* **THE PROBLEM**
Locate each line of the material that contains "content", then return it.

• • • •

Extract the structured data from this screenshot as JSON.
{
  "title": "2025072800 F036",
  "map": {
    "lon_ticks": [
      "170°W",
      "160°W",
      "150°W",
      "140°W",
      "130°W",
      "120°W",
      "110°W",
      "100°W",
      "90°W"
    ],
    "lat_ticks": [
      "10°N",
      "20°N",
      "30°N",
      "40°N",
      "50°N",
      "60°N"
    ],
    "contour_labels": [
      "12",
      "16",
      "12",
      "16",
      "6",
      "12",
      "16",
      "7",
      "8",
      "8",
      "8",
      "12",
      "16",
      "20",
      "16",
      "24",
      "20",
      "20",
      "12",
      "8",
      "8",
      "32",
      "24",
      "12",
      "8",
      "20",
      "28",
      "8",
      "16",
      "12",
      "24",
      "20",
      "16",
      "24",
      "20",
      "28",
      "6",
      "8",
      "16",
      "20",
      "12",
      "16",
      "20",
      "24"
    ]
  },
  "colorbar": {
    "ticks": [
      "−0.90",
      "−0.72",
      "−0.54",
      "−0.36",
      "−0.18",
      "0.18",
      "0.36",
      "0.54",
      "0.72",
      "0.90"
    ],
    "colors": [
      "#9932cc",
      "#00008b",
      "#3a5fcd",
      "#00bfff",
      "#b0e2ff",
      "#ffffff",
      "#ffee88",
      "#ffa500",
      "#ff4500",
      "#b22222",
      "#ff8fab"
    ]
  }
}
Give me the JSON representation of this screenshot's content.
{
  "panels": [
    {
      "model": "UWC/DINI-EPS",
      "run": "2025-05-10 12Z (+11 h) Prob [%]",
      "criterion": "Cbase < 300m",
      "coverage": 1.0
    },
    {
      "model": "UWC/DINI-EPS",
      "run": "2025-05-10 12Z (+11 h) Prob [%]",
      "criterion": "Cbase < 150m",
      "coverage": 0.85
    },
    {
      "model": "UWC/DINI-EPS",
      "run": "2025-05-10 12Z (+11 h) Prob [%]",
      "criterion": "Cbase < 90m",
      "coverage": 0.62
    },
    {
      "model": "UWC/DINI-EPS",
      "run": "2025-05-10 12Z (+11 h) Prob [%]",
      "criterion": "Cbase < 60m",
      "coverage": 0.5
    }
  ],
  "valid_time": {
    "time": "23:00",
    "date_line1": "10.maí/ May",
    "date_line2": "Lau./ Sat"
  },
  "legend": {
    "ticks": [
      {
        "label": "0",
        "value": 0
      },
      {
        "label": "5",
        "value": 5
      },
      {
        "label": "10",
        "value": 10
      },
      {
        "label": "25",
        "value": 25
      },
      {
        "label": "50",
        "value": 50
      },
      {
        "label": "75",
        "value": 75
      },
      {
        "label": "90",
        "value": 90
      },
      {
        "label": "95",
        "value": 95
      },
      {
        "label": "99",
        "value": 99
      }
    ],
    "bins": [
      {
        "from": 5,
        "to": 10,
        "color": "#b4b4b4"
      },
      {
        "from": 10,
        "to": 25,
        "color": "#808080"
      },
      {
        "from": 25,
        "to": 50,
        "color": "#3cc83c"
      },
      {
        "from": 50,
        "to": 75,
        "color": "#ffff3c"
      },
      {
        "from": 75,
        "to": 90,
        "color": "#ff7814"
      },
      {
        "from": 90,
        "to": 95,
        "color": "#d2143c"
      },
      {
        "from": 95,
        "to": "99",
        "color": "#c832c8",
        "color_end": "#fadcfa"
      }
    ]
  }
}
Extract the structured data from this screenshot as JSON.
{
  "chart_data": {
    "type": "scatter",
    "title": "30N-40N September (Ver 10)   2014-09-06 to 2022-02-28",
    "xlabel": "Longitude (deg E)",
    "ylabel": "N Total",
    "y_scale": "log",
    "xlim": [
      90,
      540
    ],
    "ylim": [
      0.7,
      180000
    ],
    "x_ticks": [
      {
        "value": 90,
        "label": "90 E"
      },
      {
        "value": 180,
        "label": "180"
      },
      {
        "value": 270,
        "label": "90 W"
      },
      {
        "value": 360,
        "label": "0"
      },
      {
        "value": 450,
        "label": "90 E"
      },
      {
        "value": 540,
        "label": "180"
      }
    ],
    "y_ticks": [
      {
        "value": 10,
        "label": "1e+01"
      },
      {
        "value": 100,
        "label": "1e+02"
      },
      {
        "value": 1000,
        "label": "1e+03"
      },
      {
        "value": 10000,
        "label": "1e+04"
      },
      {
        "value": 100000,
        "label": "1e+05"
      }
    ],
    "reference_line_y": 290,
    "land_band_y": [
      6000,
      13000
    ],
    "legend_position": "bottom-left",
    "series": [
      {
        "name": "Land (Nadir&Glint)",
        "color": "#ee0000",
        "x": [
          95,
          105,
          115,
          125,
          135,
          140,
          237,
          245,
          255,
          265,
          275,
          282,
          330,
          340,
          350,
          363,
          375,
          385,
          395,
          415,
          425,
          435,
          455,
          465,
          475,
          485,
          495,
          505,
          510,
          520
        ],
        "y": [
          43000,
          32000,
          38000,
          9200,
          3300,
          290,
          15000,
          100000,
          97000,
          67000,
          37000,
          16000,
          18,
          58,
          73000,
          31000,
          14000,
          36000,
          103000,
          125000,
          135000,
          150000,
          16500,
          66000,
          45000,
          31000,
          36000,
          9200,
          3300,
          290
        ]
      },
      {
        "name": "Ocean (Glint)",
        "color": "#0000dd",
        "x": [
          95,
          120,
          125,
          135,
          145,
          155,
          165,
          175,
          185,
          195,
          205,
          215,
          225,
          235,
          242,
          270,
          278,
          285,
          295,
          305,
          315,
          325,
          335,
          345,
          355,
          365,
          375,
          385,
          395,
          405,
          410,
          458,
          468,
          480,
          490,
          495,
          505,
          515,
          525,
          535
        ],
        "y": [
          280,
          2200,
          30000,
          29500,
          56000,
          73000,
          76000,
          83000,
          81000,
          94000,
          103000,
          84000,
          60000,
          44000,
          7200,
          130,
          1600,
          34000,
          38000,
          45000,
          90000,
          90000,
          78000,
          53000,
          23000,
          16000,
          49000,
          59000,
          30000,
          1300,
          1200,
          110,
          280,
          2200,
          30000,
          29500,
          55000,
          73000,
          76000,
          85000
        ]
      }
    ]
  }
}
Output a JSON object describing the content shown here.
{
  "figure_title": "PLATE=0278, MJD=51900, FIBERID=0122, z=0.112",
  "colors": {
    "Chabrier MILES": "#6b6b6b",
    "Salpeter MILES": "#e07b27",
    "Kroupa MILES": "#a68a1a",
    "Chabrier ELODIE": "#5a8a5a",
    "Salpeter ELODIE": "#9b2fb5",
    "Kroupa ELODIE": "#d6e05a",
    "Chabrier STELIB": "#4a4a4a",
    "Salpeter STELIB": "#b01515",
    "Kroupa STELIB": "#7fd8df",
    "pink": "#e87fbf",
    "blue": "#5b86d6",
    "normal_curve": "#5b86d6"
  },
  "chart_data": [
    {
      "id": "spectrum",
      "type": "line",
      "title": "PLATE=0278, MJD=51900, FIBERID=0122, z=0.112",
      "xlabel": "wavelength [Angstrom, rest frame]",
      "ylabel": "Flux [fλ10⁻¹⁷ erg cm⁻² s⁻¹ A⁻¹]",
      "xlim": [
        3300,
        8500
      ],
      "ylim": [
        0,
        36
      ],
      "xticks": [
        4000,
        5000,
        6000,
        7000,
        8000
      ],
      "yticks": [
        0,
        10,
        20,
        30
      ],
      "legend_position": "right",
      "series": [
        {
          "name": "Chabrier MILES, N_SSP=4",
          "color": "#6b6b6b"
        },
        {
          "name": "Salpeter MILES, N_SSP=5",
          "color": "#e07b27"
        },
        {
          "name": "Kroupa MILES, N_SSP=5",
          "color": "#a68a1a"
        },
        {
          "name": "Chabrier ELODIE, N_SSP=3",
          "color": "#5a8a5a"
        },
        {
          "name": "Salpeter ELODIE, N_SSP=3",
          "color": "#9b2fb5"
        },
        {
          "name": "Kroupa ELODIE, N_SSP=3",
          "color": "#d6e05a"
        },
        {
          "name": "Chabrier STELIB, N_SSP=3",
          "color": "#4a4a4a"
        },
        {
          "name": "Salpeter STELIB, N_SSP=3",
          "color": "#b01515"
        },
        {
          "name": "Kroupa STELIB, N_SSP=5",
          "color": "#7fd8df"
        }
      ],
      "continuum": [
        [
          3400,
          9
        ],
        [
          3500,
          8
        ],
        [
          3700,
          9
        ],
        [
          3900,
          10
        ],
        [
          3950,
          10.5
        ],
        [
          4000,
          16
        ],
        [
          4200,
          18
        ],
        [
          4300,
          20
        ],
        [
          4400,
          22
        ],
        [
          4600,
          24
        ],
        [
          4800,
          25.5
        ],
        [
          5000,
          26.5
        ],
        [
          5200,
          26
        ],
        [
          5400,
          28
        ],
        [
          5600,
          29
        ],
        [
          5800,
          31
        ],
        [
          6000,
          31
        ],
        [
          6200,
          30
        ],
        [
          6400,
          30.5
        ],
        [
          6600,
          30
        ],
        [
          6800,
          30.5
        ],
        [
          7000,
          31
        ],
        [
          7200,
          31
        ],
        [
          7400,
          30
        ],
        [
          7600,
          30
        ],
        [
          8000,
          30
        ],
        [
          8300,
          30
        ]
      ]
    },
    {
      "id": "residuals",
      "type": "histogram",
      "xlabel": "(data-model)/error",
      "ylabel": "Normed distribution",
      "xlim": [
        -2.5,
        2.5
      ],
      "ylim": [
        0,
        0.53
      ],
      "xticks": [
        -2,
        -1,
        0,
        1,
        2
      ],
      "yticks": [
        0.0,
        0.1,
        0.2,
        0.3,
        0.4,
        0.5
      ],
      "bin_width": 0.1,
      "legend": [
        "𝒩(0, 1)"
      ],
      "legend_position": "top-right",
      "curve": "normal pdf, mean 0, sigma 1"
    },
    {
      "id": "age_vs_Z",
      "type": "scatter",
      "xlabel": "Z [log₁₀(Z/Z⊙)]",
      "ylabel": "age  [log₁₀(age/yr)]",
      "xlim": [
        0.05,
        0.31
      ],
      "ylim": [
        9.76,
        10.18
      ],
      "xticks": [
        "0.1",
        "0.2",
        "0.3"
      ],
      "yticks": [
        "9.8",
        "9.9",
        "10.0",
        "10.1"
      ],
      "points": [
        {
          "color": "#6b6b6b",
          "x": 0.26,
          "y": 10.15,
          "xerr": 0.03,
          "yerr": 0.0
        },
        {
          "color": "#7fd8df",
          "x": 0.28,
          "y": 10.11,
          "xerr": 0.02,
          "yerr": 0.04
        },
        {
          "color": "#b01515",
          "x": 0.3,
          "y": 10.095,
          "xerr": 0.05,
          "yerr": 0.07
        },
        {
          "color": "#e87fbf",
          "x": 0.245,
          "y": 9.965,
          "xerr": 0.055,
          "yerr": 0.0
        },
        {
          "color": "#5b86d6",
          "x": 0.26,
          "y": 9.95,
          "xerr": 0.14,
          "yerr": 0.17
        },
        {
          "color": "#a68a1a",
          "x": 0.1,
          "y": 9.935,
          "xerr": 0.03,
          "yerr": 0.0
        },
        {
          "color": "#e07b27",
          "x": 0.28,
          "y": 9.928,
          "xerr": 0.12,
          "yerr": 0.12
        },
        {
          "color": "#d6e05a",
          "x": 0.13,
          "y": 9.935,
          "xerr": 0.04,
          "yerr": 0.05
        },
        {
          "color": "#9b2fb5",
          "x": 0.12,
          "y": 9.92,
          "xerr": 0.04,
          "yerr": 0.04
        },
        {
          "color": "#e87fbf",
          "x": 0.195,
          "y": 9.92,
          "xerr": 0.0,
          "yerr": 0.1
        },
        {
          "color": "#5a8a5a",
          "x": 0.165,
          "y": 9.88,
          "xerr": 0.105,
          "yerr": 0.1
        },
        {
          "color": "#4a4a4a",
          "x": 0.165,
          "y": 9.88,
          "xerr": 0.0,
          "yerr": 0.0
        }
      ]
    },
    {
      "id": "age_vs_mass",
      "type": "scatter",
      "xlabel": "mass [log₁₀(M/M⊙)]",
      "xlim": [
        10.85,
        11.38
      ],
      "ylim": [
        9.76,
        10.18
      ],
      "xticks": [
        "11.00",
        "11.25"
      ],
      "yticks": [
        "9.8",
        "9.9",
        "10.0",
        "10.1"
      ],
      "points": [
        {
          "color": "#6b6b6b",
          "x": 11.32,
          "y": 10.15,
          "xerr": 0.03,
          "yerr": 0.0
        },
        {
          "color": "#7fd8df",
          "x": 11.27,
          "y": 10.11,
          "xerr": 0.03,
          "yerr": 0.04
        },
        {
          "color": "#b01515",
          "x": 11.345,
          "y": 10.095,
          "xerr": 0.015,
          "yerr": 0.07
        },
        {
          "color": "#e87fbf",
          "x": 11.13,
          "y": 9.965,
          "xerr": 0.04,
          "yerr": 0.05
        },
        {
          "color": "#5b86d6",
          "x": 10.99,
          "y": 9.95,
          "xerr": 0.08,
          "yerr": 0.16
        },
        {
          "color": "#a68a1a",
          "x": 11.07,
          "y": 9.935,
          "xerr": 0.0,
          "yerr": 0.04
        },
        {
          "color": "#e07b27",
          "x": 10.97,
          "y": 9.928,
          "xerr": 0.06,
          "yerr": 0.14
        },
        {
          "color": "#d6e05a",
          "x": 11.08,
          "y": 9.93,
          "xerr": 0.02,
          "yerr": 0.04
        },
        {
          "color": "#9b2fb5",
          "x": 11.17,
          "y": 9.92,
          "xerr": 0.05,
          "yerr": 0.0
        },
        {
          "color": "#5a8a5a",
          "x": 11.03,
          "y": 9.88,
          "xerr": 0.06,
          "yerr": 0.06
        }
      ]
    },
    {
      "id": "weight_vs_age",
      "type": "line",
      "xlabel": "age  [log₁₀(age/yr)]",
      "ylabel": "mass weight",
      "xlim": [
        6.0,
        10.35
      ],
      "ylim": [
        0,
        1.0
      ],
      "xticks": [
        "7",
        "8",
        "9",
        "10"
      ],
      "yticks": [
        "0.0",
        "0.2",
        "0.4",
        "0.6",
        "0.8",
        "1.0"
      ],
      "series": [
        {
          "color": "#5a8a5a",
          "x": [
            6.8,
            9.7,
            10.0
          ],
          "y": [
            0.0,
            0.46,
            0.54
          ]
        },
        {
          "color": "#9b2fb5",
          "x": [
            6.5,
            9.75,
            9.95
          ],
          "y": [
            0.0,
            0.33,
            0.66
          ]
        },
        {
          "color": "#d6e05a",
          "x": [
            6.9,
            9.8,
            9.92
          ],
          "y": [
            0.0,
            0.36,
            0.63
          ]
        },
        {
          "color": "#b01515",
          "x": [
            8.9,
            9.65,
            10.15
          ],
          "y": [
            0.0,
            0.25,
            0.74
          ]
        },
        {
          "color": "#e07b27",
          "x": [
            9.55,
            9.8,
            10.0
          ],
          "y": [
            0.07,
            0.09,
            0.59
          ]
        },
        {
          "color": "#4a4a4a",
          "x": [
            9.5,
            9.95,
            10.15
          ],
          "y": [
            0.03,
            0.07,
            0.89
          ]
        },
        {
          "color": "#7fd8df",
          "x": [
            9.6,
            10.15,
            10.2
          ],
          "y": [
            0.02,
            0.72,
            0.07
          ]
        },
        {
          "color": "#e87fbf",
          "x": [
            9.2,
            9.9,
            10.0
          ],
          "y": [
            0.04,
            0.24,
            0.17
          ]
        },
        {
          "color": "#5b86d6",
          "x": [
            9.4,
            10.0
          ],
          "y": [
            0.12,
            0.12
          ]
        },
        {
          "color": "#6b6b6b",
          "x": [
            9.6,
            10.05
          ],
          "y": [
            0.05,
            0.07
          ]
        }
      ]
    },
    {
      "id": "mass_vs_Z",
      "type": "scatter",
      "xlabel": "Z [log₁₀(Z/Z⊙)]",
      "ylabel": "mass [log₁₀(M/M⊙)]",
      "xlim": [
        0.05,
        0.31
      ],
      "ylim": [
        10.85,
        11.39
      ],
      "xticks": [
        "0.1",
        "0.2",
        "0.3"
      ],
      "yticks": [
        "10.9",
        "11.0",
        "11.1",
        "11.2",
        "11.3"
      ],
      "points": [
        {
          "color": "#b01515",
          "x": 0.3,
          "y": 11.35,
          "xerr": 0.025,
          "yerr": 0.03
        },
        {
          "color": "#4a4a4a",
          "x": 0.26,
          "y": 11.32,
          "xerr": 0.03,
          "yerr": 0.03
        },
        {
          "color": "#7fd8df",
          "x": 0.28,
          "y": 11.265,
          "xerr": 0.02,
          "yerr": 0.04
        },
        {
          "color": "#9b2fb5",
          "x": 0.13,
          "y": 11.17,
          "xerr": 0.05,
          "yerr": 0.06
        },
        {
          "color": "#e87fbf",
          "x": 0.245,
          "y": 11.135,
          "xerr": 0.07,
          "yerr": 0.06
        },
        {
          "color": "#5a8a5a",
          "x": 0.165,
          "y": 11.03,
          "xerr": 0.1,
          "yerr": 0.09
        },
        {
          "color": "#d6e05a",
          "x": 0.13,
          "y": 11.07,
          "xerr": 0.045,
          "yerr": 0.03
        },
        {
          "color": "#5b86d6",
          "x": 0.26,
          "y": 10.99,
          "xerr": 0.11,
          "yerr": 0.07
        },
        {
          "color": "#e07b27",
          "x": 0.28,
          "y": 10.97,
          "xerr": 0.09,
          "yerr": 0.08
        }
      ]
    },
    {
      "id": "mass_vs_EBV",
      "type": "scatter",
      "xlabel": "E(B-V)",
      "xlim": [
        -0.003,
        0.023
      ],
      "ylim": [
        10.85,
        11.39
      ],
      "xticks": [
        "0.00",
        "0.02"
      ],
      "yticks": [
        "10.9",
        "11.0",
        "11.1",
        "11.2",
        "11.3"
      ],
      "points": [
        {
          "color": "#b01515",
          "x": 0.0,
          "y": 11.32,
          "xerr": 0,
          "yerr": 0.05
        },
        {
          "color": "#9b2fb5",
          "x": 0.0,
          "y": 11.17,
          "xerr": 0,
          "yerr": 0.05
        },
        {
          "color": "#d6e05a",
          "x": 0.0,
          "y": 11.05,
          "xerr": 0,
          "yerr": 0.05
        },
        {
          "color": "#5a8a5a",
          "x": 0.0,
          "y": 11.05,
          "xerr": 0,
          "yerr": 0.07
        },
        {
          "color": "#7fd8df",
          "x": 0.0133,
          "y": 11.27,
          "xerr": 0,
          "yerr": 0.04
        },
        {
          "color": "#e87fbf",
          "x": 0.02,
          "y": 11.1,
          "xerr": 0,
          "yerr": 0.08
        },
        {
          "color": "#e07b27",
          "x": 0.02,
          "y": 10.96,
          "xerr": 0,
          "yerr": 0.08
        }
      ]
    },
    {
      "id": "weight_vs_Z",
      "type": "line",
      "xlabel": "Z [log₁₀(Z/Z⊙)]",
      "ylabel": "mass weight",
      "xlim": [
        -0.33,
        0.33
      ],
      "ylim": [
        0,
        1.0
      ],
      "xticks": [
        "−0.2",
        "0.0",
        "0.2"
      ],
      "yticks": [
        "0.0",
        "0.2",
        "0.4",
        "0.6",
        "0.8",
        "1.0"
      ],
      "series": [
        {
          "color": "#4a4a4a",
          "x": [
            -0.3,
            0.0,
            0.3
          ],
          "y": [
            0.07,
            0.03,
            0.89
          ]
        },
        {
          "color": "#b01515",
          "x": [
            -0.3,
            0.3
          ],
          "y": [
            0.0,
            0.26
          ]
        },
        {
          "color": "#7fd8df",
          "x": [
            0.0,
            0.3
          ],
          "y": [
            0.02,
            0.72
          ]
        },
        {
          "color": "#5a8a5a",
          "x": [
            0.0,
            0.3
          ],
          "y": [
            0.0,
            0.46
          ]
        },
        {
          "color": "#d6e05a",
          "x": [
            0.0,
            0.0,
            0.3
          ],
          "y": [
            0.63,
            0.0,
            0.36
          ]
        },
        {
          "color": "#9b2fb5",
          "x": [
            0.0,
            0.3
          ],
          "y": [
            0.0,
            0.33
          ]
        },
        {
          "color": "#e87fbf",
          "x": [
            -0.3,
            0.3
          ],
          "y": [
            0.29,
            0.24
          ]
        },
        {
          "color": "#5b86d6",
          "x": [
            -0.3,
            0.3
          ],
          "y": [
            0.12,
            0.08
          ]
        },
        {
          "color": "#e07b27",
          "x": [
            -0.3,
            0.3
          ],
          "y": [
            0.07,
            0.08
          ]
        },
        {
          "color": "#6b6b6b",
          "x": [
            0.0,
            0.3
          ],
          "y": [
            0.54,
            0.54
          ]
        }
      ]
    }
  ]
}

• • • •

* **SOLUTION TO THE EXERCISE**
Give me the JSON representation of this screenshot's content.
Output a JSON object describing the content shown here.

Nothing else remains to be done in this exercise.